Do this - Exactly reproduce the entries, dropping any pictures from your copy.

Source material -
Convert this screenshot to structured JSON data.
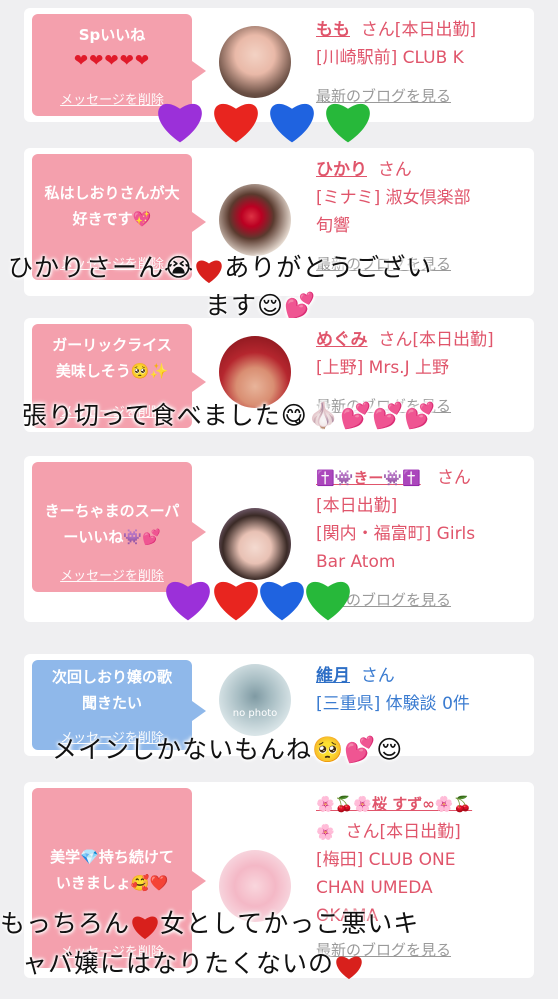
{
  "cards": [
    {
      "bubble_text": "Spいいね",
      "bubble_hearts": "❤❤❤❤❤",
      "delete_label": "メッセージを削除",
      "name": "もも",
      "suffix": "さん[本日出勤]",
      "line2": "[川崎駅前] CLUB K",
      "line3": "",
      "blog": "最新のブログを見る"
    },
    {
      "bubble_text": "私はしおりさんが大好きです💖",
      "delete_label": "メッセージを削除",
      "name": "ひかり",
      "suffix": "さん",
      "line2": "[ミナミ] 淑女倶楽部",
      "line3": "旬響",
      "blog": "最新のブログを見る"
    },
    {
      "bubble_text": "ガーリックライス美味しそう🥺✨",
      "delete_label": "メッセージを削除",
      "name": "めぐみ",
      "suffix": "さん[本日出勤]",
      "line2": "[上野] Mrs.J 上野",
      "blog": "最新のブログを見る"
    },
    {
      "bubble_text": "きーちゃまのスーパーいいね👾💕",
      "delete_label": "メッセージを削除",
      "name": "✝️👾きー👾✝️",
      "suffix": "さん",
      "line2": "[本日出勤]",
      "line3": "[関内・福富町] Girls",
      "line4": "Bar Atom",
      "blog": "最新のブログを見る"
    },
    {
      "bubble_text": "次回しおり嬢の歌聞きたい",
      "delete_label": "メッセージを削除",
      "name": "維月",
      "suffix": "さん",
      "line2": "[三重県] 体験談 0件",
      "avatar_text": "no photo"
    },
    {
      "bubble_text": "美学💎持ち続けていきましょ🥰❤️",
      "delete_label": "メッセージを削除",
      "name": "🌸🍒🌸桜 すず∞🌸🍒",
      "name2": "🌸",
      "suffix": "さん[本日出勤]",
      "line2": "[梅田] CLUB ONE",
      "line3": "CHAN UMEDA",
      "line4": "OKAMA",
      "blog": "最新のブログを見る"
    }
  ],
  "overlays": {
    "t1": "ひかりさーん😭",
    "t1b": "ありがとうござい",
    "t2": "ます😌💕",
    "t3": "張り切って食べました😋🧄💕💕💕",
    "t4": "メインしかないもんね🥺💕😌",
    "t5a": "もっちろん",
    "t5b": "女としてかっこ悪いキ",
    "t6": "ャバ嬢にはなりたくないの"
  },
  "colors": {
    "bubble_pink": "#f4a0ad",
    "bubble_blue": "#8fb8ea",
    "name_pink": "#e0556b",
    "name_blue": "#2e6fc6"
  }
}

Exercise output -
Convert this screenshot to structured JSON data.
{
  "cards": [
    {
      "bubble_text": "Spいいね",
      "bubble_hearts": "❤❤❤❤❤",
      "delete_label": "メッセージを削除",
      "name": "もも",
      "suffix": "さん[本日出勤]",
      "line2": "[川崎駅前] CLUB K",
      "line3": "",
      "blog": "最新のブログを見る"
    },
    {
      "bubble_text": "私はしおりさんが大好きです💖",
      "delete_label": "メッセージを削除",
      "name": "ひかり",
      "suffix": "さん",
      "line2": "[ミナミ] 淑女倶楽部",
      "line3": "旬響",
      "blog": "最新のブログを見る"
    },
    {
      "bubble_text": "ガーリックライス美味しそう🥺✨",
      "delete_label": "メッセージを削除",
      "name": "めぐみ",
      "suffix": "さん[本日出勤]",
      "line2": "[上野] Mrs.J 上野",
      "blog": "最新のブログを見る"
    },
    {
      "bubble_text": "きーちゃまのスーパーいいね👾💕",
      "delete_label": "メッセージを削除",
      "name": "✝️👾きー👾✝️",
      "suffix": "さん",
      "line2": "[本日出勤]",
      "line3": "[関内・福富町] Girls",
      "line4": "Bar Atom",
      "blog": "最新のブログを見る"
    },
    {
      "bubble_text": "次回しおり嬢の歌聞きたい",
      "delete_label": "メッセージを削除",
      "name": "維月",
      "suffix": "さん",
      "line2": "[三重県] 体験談 0件",
      "avatar_text": "no photo"
    },
    {
      "bubble_text": "美学💎持ち続けていきましょ🥰❤️",
      "delete_label": "メッセージを削除",
      "name": "🌸🍒🌸桜 すず∞🌸🍒",
      "name2": "🌸",
      "suffix": "さん[本日出勤]",
      "line2": "[梅田] CLUB ONE",
      "line3": "CHAN UMEDA",
      "line4": "OKAMA",
      "blog": "最新のブログを見る"
    }
  ],
  "overlays": {
    "t1": "ひかりさーん😭",
    "t1b": "ありがとうござい",
    "t2": "ます😌💕",
    "t3": "張り切って食べました😋🧄💕💕💕",
    "t4": "メインしかないもんね🥺💕😌",
    "t5a": "もっちろん",
    "t5b": "女としてかっこ悪いキ",
    "t6": "ャバ嬢にはなりたくないの"
  },
  "colors": {
    "bubble_pink": "#f4a0ad",
    "bubble_blue": "#8fb8ea",
    "name_pink": "#e0556b",
    "name_blue": "#2e6fc6"
  }
}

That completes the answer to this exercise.